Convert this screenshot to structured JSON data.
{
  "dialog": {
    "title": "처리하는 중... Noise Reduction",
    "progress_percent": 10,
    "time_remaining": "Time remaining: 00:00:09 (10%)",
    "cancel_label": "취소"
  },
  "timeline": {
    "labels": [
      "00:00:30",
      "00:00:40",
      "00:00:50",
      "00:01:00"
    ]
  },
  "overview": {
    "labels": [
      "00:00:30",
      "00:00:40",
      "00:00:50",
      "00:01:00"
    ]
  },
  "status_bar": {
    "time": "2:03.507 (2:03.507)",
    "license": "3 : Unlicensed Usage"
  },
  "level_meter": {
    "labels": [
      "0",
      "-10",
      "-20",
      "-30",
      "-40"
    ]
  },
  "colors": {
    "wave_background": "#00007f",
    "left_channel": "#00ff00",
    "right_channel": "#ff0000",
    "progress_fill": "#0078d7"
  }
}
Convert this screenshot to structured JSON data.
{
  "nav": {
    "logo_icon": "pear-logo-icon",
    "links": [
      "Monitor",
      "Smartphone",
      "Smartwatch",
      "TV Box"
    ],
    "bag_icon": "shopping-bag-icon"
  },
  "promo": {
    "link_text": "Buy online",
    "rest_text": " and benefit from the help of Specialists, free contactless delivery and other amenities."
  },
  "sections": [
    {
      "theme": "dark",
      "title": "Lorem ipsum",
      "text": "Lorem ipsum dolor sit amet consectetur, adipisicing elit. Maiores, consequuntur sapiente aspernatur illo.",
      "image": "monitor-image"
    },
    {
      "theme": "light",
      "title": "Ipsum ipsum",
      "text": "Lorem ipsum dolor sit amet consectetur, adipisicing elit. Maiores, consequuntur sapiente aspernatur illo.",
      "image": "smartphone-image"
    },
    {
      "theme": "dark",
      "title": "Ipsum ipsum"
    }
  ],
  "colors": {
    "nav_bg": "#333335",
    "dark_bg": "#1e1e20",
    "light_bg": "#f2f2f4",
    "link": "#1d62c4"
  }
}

(EXERCISE INSTRUCTIONS):
Your task is to quote all of the data word for word.

(FINISHED ANSWER):
Convert this screenshot to structured JSON data.
{
  "dialog": {
    "title": "처리하는 중... Noise Reduction",
    "progress_percent": 10,
    "time_remaining": "Time remaining: 00:00:09 (10%)",
    "cancel_label": "취소"
  },
  "timeline": {
    "labels": [
      "00:00:30",
      "00:00:40",
      "00:00:50",
      "00:01:00"
    ]
  },
  "overview": {
    "labels": [
      "00:00:30",
      "00:00:40",
      "00:00:50",
      "00:01:00"
    ]
  },
  "status_bar": {
    "time": "2:03.507 (2:03.507)",
    "license": "3 : Unlicensed Usage"
  },
  "level_meter": {
    "labels": [
      "0",
      "-10",
      "-20",
      "-30",
      "-40"
    ]
  },
  "colors": {
    "wave_background": "#00007f",
    "left_channel": "#00ff00",
    "right_channel": "#ff0000",
    "progress_fill": "#0078d7"
  }
}
Convert this screenshot to structured JSON data.
{
  "nav": {
    "logo_icon": "pear-logo-icon",
    "links": [
      "Monitor",
      "Smartphone",
      "Smartwatch",
      "TV Box"
    ],
    "bag_icon": "shopping-bag-icon"
  },
  "promo": {
    "link_text": "Buy online",
    "rest_text": " and benefit from the help of Specialists, free contactless delivery and other amenities."
  },
  "sections": [
    {
      "theme": "dark",
      "title": "Lorem ipsum",
      "text": "Lorem ipsum dolor sit amet consectetur, adipisicing elit. Maiores, consequuntur sapiente aspernatur illo.",
      "image": "monitor-image"
    },
    {
      "theme": "light",
      "title": "Ipsum ipsum",
      "text": "Lorem ipsum dolor sit amet consectetur, adipisicing elit. Maiores, consequuntur sapiente aspernatur illo.",
      "image": "smartphone-image"
    },
    {
      "theme": "dark",
      "title": "Ipsum ipsum"
    }
  ],
  "colors": {
    "nav_bg": "#333335",
    "dark_bg": "#1e1e20",
    "light_bg": "#f2f2f4",
    "link": "#1d62c4"
  }
}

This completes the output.